- **Supplied records**:
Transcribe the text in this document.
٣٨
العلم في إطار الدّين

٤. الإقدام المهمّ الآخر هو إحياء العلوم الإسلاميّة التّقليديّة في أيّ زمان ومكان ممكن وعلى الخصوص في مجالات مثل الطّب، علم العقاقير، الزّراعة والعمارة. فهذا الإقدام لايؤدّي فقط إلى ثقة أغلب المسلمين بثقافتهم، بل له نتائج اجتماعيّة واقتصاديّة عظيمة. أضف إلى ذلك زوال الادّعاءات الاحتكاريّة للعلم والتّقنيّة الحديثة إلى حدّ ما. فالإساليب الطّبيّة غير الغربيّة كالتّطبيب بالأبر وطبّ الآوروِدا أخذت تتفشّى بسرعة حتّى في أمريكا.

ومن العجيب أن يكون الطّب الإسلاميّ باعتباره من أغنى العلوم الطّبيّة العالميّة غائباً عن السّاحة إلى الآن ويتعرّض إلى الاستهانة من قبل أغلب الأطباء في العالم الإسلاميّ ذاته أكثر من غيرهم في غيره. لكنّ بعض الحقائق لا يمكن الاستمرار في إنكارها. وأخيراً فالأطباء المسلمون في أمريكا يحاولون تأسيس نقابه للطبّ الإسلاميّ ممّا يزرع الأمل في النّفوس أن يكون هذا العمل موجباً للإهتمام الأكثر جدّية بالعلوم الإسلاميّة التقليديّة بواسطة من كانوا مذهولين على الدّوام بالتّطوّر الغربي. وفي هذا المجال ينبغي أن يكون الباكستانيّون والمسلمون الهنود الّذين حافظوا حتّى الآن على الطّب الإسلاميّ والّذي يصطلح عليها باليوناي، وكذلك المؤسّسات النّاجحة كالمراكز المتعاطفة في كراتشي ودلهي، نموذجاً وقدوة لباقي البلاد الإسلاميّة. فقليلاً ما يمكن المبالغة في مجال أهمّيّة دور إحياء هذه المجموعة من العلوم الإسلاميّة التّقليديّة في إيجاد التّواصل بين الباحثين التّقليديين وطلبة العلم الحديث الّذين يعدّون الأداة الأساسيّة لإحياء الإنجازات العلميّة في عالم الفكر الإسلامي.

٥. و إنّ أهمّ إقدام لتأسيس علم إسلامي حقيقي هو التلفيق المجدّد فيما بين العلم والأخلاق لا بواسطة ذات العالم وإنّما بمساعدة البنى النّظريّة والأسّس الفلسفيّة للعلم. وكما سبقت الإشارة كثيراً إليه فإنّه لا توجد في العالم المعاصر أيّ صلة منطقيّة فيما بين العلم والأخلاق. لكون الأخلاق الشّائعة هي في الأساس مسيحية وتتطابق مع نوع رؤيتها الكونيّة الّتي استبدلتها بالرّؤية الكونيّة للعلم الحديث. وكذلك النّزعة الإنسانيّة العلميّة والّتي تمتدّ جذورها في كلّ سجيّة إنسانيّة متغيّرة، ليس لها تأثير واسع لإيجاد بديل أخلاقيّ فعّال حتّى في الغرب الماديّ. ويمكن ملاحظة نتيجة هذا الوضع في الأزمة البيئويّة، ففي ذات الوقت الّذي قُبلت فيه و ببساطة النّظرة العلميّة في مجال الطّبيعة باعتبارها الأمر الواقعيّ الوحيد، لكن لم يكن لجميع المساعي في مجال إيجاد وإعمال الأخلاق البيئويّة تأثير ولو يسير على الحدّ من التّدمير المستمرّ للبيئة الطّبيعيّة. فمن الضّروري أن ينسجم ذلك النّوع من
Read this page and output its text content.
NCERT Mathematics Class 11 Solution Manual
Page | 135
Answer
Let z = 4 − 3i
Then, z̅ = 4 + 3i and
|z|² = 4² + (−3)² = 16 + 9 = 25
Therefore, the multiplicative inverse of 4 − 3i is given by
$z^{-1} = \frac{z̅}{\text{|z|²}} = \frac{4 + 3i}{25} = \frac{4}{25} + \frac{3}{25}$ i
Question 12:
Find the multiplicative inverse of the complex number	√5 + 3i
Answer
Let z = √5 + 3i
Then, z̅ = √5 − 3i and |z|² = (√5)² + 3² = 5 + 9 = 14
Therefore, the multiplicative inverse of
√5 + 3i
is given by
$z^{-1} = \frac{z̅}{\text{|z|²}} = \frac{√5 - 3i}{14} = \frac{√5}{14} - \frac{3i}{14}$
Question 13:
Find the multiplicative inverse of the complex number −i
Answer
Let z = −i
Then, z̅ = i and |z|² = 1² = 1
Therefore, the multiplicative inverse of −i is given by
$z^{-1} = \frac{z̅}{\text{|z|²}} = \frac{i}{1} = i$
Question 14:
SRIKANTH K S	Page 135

- **Exercise**:
Each line of the material should be duplicated exactly, please.

- **Answer to the task**:
Transcribe the text in this document.
٣٨
العلم في إطار الدّين

٤. الإقدام المهمّ الآخر هو إحياء العلوم الإسلاميّة التّقليديّة في أيّ زمان ومكان ممكن وعلى الخصوص في مجالات مثل الطّب، علم العقاقير، الزّراعة والعمارة. فهذا الإقدام لايؤدّي فقط إلى ثقة أغلب المسلمين بثقافتهم، بل له نتائج اجتماعيّة واقتصاديّة عظيمة. أضف إلى ذلك زوال الادّعاءات الاحتكاريّة للعلم والتّقنيّة الحديثة إلى حدّ ما. فالإساليب الطّبيّة غير الغربيّة كالتّطبيب بالأبر وطبّ الآوروِدا أخذت تتفشّى بسرعة حتّى في أمريكا.

ومن العجيب أن يكون الطّب الإسلاميّ باعتباره من أغنى العلوم الطّبيّة العالميّة غائباً عن السّاحة إلى الآن ويتعرّض إلى الاستهانة من قبل أغلب الأطباء في العالم الإسلاميّ ذاته أكثر من غيرهم في غيره. لكنّ بعض الحقائق لا يمكن الاستمرار في إنكارها. وأخيراً فالأطباء المسلمون في أمريكا يحاولون تأسيس نقابه للطبّ الإسلاميّ ممّا يزرع الأمل في النّفوس أن يكون هذا العمل موجباً للإهتمام الأكثر جدّية بالعلوم الإسلاميّة التقليديّة بواسطة من كانوا مذهولين على الدّوام بالتّطوّر الغربي. وفي هذا المجال ينبغي أن يكون الباكستانيّون والمسلمون الهنود الّذين حافظوا حتّى الآن على الطّب الإسلاميّ والّذي يصطلح عليها باليوناي، وكذلك المؤسّسات النّاجحة كالمراكز المتعاطفة في كراتشي ودلهي، نموذجاً وقدوة لباقي البلاد الإسلاميّة. فقليلاً ما يمكن المبالغة في مجال أهمّيّة دور إحياء هذه المجموعة من العلوم الإسلاميّة التّقليديّة في إيجاد التّواصل بين الباحثين التّقليديين وطلبة العلم الحديث الّذين يعدّون الأداة الأساسيّة لإحياء الإنجازات العلميّة في عالم الفكر الإسلامي.

٥. و إنّ أهمّ إقدام لتأسيس علم إسلامي حقيقي هو التلفيق المجدّد فيما بين العلم والأخلاق لا بواسطة ذات العالم وإنّما بمساعدة البنى النّظريّة والأسّس الفلسفيّة للعلم. وكما سبقت الإشارة كثيراً إليه فإنّه لا توجد في العالم المعاصر أيّ صلة منطقيّة فيما بين العلم والأخلاق. لكون الأخلاق الشّائعة هي في الأساس مسيحية وتتطابق مع نوع رؤيتها الكونيّة الّتي استبدلتها بالرّؤية الكونيّة للعلم الحديث. وكذلك النّزعة الإنسانيّة العلميّة والّتي تمتدّ جذورها في كلّ سجيّة إنسانيّة متغيّرة، ليس لها تأثير واسع لإيجاد بديل أخلاقيّ فعّال حتّى في الغرب الماديّ. ويمكن ملاحظة نتيجة هذا الوضع في الأزمة البيئويّة، ففي ذات الوقت الّذي قُبلت فيه و ببساطة النّظرة العلميّة في مجال الطّبيعة باعتبارها الأمر الواقعيّ الوحيد، لكن لم يكن لجميع المساعي في مجال إيجاد وإعمال الأخلاق البيئويّة تأثير ولو يسير على الحدّ من التّدمير المستمرّ للبيئة الطّبيعيّة. فمن الضّروري أن ينسجم ذلك النّوع من
Read this page and output its text content.
NCERT Mathematics Class 11 Solution Manual
Page | 135
Answer
Let z = 4 − 3i
Then, z̅ = 4 + 3i and
|z|² = 4² + (−3)² = 16 + 9 = 25
Therefore, the multiplicative inverse of 4 − 3i is given by
$z^{-1} = \frac{z̅}{\text{|z|²}} = \frac{4 + 3i}{25} = \frac{4}{25} + \frac{3}{25}$ i
Question 12:
Find the multiplicative inverse of the complex number	√5 + 3i
Answer
Let z = √5 + 3i
Then, z̅ = √5 − 3i and |z|² = (√5)² + 3² = 5 + 9 = 14
Therefore, the multiplicative inverse of
√5 + 3i
is given by
$z^{-1} = \frac{z̅}{\text{|z|²}} = \frac{√5 - 3i}{14} = \frac{√5}{14} - \frac{3i}{14}$
Question 13:
Find the multiplicative inverse of the complex number −i
Answer
Let z = −i
Then, z̅ = i and |z|² = 1² = 1
Therefore, the multiplicative inverse of −i is given by
$z^{-1} = \frac{z̅}{\text{|z|²}} = \frac{i}{1} = i$
Question 14:
SRIKANTH K S	Page 135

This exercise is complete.